> [Task goal]: Transcribe all of the material exactly.

(Items from a dataset)
• • • • •
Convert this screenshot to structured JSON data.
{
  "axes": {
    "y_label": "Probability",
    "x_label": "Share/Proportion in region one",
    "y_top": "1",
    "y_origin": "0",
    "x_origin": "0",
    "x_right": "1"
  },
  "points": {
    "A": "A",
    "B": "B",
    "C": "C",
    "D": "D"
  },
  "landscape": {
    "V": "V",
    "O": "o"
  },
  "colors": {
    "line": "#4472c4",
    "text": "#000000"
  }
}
• • • • •
> [Task response]:
Convert this screenshot to structured JSON data.
{
  "axes": {
    "y_label": "Probability",
    "x_label": "Share/Proportion in region one",
    "y_top": "1",
    "y_origin": "0",
    "x_origin": "0",
    "x_right": "1"
  },
  "points": {
    "A": "A",
    "B": "B",
    "C": "C",
    "D": "D"
  },
  "landscape": {
    "V": "V",
    "O": "o"
  },
  "colors": {
    "line": "#4472c4",
    "text": "#000000"
  }
}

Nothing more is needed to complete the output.